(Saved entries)

◇ ◇ ◇ ◇ ◇ ◇ ◇

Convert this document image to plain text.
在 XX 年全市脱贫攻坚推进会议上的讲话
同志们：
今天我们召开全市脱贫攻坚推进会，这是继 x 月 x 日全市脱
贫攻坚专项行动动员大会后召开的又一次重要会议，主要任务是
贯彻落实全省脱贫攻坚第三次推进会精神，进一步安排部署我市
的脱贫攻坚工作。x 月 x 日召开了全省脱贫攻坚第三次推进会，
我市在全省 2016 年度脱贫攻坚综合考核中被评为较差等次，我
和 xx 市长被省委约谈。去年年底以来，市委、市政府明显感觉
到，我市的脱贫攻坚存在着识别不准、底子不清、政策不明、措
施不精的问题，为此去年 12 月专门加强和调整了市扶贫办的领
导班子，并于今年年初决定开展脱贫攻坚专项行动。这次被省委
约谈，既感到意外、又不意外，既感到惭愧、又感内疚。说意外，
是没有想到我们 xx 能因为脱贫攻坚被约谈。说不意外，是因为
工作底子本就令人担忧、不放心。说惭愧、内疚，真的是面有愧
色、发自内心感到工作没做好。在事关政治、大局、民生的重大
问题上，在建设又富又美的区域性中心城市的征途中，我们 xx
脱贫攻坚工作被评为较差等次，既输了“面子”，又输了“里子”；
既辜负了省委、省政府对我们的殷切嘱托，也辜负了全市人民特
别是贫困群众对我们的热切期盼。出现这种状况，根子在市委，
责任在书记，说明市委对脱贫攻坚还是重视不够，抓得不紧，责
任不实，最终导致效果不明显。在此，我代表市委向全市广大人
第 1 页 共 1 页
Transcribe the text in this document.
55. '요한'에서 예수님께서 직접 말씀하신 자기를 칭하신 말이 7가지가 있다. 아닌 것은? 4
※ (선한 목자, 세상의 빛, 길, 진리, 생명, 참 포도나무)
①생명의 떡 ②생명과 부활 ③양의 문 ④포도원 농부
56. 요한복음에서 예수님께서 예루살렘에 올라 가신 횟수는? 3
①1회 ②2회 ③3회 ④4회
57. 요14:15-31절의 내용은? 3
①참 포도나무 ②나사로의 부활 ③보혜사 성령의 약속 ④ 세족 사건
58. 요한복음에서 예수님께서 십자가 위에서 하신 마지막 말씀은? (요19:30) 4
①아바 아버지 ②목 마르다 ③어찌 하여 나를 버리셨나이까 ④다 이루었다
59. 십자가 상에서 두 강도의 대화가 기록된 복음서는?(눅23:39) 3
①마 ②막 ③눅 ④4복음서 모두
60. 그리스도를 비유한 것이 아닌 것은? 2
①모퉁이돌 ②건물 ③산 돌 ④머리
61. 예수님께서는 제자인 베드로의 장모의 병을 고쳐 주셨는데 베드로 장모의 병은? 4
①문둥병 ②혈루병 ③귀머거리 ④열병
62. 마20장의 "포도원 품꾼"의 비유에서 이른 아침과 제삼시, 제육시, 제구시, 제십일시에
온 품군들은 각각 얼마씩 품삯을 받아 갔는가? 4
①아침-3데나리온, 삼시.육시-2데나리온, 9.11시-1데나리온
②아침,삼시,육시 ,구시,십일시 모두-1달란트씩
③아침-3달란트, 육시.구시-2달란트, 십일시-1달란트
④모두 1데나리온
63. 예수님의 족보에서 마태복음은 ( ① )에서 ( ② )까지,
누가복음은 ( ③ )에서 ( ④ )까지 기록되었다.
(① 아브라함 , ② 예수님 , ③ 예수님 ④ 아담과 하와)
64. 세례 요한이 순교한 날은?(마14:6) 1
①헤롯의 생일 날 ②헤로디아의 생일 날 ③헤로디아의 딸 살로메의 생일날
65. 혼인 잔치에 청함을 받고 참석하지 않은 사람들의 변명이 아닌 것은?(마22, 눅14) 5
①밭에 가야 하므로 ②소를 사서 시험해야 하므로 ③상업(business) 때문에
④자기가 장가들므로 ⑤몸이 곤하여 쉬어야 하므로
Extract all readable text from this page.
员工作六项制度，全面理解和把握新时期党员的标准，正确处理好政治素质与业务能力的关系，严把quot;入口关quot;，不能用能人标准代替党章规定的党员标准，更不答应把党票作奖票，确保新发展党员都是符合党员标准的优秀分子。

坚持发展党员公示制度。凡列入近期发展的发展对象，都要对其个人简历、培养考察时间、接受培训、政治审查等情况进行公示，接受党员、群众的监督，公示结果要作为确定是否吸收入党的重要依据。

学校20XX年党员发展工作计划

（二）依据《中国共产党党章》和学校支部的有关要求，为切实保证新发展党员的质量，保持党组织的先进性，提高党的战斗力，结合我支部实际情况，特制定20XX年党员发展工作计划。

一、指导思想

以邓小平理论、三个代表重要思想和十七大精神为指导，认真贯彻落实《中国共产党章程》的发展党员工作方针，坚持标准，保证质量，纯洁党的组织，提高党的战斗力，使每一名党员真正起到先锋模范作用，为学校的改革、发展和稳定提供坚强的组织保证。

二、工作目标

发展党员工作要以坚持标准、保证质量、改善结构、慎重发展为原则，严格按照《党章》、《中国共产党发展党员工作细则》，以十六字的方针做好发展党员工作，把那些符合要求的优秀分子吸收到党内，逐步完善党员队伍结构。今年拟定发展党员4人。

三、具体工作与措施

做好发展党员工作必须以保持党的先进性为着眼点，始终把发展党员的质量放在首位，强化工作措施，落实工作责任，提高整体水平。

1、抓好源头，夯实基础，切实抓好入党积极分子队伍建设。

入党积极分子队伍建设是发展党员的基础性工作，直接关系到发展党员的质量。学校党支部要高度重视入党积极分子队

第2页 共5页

◇ ◇ ◇ ◇ ◇ ◇ ◇

Your instructions
Look above for every line with the word "요한복음에서" and copy it.

Answer in full
56. 요한복음에서 예수님께서 예루살렘에 올라 가신 횟수는? 3
58. 요한복음에서 예수님께서 십자가 위에서 하신 마지막 말씀은? (요19:30) 4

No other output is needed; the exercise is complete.